═════ SUPPLIED MATERIAL

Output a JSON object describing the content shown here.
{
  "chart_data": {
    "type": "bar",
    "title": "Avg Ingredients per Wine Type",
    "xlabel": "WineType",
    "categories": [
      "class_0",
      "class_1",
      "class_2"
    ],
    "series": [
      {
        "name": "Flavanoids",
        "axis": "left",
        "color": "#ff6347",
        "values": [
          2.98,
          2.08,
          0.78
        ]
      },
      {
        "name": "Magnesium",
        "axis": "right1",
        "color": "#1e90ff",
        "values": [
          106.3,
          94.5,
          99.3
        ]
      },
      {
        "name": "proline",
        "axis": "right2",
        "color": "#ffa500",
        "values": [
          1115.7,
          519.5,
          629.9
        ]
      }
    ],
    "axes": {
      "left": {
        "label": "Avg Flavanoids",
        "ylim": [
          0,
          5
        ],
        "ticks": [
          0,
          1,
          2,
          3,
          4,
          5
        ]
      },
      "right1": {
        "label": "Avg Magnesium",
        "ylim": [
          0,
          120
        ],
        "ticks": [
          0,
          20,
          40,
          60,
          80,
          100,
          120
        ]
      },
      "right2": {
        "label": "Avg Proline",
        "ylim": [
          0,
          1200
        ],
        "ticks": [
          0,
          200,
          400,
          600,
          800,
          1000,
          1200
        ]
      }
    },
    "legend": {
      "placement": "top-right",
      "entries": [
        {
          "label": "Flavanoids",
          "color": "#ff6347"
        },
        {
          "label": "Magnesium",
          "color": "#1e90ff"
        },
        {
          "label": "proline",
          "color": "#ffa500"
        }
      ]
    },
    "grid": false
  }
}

══════════

**SET EXERCISE:** Output all of the data again, exactly.

**REPLY TO THE EXERCISE:**
Output a JSON object describing the content shown here.
{
  "chart_data": {
    "type": "bar",
    "title": "Avg Ingredients per Wine Type",
    "xlabel": "WineType",
    "categories": [
      "class_0",
      "class_1",
      "class_2"
    ],
    "series": [
      {
        "name": "Flavanoids",
        "axis": "left",
        "color": "#ff6347",
        "values": [
          2.98,
          2.08,
          0.78
        ]
      },
      {
        "name": "Magnesium",
        "axis": "right1",
        "color": "#1e90ff",
        "values": [
          106.3,
          94.5,
          99.3
        ]
      },
      {
        "name": "proline",
        "axis": "right2",
        "color": "#ffa500",
        "values": [
          1115.7,
          519.5,
          629.9
        ]
      }
    ],
    "axes": {
      "left": {
        "label": "Avg Flavanoids",
        "ylim": [
          0,
          5
        ],
        "ticks": [
          0,
          1,
          2,
          3,
          4,
          5
        ]
      },
      "right1": {
        "label": "Avg Magnesium",
        "ylim": [
          0,
          120
        ],
        "ticks": [
          0,
          20,
          40,
          60,
          80,
          100,
          120
        ]
      },
      "right2": {
        "label": "Avg Proline",
        "ylim": [
          0,
          1200
        ],
        "ticks": [
          0,
          200,
          400,
          600,
          800,
          1000,
          1200
        ]
      }
    },
    "legend": {
      "placement": "top-right",
      "entries": [
        {
          "label": "Flavanoids",
          "color": "#ff6347"
        },
        {
          "label": "Magnesium",
          "color": "#1e90ff"
        },
        {
          "label": "proline",
          "color": "#ffa500"
        }
      ]
    },
    "grid": false
  }
}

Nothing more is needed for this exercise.